— WHAT YOU HAVE TO DO —
Search the material for the string "tkanką", then return every line where it is found.

— RECORDS FOR THIS EXERCISE —
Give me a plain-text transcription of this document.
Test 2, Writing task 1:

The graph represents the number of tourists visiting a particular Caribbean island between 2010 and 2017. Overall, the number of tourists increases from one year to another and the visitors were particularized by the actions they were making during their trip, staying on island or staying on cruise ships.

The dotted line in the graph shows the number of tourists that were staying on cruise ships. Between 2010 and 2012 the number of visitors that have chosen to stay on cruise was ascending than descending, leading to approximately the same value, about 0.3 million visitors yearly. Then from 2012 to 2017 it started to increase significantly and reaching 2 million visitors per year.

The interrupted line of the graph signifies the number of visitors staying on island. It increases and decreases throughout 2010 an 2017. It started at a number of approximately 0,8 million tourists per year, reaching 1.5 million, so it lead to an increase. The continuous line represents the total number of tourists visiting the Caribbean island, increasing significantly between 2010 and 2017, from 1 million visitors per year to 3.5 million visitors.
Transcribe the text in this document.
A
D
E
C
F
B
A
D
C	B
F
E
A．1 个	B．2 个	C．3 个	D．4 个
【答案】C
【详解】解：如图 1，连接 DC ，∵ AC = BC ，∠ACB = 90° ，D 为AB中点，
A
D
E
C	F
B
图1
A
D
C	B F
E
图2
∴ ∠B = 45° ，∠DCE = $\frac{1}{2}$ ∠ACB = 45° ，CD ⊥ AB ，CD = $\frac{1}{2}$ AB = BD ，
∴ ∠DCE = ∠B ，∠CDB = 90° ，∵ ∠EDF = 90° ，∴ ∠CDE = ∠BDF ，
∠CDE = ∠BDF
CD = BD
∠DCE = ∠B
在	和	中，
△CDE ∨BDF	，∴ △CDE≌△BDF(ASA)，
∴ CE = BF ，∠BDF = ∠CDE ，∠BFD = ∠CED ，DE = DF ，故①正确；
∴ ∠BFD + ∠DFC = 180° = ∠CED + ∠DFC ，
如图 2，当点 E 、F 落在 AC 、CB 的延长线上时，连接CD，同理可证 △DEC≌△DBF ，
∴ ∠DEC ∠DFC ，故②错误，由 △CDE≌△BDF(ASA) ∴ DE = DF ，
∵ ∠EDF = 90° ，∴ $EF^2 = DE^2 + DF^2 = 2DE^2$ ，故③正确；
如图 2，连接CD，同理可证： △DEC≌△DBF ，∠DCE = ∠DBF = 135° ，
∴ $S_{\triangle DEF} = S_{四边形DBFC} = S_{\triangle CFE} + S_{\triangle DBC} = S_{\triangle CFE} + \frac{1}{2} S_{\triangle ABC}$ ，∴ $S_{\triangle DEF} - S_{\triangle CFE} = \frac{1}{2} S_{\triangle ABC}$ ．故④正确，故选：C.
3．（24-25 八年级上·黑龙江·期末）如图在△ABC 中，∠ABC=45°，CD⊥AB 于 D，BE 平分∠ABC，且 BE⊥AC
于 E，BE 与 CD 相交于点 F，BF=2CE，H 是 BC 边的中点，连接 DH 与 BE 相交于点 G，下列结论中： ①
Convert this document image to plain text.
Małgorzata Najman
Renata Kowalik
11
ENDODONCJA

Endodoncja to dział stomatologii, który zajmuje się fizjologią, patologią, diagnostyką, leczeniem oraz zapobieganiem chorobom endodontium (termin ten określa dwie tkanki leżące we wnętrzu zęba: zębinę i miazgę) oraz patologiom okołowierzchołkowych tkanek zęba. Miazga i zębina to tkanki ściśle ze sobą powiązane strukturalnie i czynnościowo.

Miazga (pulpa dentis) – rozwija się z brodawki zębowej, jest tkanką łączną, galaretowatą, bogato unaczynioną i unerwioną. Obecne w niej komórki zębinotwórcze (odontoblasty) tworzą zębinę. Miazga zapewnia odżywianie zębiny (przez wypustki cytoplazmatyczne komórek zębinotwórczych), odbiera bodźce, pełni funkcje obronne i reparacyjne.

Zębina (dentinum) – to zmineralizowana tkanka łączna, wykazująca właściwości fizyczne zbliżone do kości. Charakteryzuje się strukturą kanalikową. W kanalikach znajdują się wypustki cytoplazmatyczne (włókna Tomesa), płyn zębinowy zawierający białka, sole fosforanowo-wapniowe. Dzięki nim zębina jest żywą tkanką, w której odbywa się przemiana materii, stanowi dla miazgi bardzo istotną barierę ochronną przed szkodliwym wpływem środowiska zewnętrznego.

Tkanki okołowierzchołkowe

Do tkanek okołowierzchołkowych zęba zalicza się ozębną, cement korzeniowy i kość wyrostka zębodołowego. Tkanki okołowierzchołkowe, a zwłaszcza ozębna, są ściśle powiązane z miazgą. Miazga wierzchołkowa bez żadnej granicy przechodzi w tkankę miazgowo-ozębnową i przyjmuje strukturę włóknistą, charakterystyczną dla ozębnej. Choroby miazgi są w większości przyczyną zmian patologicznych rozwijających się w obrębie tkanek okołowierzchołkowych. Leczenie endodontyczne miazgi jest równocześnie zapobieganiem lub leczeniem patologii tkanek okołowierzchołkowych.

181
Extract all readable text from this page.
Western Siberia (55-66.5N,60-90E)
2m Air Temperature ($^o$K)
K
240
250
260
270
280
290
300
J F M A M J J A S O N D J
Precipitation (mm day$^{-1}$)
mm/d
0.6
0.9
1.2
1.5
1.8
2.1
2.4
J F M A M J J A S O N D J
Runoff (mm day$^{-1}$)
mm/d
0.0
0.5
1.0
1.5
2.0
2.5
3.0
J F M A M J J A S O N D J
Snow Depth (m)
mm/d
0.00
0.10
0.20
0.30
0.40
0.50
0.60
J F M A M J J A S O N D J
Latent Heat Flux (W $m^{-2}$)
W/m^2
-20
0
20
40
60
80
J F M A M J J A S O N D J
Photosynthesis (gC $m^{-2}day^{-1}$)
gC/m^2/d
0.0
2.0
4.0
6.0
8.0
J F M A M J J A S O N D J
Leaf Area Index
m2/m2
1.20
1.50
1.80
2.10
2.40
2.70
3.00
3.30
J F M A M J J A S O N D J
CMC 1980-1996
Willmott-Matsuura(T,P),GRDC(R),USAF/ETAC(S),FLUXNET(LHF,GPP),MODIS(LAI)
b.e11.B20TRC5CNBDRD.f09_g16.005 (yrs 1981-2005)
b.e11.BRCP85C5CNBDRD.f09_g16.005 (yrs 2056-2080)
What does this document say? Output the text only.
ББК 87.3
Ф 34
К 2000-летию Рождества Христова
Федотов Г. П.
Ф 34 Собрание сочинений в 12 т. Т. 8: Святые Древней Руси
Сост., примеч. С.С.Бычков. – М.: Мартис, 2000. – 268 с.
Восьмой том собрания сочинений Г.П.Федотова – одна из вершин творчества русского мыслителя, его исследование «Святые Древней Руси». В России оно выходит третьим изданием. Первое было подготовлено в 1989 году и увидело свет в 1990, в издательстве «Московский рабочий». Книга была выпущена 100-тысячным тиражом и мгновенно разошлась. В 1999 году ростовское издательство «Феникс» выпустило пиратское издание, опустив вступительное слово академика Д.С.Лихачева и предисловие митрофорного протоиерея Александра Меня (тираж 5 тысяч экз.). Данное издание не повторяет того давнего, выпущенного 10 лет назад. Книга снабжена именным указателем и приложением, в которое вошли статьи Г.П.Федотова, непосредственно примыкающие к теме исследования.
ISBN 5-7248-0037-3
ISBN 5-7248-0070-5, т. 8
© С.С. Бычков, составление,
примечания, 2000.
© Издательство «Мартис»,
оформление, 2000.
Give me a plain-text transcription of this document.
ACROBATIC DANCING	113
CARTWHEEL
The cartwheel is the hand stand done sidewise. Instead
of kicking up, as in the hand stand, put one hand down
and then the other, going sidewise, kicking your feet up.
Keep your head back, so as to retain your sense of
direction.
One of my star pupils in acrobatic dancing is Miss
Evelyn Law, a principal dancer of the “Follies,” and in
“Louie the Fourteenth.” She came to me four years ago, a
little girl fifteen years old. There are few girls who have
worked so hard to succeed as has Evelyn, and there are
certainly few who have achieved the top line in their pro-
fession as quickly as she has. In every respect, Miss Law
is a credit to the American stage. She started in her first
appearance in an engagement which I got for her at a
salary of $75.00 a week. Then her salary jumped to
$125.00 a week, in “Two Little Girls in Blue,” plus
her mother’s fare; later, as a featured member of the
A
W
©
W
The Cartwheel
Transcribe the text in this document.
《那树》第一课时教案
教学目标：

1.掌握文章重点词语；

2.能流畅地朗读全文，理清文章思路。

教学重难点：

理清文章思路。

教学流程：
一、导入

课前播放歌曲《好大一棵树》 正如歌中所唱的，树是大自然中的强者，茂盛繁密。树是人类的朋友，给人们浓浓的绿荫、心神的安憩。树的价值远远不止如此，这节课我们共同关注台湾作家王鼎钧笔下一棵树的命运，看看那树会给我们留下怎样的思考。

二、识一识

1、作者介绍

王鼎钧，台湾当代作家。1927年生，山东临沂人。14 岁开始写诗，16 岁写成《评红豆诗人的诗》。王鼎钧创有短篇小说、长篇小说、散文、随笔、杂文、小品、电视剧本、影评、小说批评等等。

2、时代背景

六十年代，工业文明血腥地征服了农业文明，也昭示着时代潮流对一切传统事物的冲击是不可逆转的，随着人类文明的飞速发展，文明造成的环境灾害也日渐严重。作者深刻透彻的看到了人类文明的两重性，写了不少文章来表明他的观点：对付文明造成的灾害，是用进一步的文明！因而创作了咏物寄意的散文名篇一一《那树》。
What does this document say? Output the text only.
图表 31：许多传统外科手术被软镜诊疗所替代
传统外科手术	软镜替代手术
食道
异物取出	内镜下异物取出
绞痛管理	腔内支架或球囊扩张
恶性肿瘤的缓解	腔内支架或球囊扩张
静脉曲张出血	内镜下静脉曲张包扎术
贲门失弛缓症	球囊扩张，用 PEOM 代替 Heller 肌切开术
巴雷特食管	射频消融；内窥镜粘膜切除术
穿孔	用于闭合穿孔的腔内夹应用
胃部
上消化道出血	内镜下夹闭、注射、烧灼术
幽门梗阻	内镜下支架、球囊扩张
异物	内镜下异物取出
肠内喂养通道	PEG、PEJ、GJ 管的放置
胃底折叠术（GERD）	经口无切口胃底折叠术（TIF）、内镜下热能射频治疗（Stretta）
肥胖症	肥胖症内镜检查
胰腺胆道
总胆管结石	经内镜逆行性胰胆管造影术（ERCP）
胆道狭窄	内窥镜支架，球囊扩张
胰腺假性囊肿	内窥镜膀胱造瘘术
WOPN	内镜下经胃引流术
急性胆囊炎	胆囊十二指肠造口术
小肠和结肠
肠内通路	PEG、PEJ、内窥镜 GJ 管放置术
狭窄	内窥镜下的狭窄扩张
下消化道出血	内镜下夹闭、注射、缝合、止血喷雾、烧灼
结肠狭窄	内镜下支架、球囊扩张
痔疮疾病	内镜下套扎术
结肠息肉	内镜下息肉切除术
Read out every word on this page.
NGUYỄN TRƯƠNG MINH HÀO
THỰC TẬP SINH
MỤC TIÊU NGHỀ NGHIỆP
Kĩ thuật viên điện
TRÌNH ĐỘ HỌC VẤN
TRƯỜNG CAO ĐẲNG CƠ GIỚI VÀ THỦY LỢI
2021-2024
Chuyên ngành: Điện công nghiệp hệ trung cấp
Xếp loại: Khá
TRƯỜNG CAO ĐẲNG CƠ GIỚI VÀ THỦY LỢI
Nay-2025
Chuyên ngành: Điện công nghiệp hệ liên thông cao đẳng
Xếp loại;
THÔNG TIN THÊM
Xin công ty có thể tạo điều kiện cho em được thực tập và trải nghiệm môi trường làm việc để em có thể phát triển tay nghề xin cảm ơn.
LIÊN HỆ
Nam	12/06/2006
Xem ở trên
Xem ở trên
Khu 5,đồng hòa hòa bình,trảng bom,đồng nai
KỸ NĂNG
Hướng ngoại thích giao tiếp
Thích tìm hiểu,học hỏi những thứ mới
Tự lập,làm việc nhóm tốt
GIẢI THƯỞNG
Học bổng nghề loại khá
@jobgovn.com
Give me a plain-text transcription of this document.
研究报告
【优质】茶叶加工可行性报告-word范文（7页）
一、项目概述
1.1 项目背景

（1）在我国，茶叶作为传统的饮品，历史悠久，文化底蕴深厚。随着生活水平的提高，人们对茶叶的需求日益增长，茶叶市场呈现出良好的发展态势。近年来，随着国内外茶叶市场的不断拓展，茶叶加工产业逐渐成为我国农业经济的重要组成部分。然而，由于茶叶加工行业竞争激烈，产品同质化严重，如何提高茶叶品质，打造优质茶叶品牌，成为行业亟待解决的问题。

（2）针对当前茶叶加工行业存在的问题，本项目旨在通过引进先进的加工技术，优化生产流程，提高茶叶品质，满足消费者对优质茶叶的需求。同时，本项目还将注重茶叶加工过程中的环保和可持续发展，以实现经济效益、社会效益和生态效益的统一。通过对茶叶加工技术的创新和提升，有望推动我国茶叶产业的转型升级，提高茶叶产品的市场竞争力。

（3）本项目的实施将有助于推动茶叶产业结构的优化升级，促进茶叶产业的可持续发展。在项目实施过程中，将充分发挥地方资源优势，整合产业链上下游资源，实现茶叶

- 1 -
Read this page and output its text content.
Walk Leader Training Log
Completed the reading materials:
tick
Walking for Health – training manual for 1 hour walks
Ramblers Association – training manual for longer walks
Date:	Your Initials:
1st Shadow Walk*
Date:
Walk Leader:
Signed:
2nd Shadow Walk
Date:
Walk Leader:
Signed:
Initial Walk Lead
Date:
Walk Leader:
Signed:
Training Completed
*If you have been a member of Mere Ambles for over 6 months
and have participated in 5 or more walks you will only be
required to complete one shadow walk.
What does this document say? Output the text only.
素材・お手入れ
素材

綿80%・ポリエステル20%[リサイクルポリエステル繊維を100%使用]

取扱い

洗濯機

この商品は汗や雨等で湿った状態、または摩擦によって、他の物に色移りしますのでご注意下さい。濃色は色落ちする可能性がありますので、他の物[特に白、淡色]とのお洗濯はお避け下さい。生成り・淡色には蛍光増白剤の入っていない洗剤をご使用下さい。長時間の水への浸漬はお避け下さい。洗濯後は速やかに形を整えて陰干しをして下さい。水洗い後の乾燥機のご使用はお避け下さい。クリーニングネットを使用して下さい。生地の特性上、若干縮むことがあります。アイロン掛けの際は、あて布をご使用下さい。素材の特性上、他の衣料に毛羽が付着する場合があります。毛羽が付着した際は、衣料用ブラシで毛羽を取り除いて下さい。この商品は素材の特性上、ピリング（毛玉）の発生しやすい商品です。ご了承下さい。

— SOLUTION FOR THIS PROBLEM —
Miazga (pulpa dentis) – rozwija się z brodawki zębowej, jest tkanką łączną, galaretowatą, bogato unaczynioną i unerwioną. Obecne w niej komórki zębinotwórcze (odontoblasty) tworzą zębinę. Miazga zapewnia odżywianie zębiny (przez wypustki cytoplazmatyczne komórek zębinotwórczych), odbiera bodźce, pełni funkcje obronne i reparacyjne.
Zębina (dentinum) – to zmineralizowana tkanka łączna, wykazująca właściwości fizyczne zbliżone do kości. Charakteryzuje się strukturą kanalikową. W kanalikach znajdują się wypustki cytoplazmatyczne (włókna Tomesa), płyn zębinowy zawierający białka, sole fosforanowo-wapniowe. Dzięki nim zębina jest żywą tkanką, w której odbywa się przemiana materii, stanowi dla miazgi bardzo istotną barierę ochronną przed szkodliwym wpływem środowiska zewnętrznego.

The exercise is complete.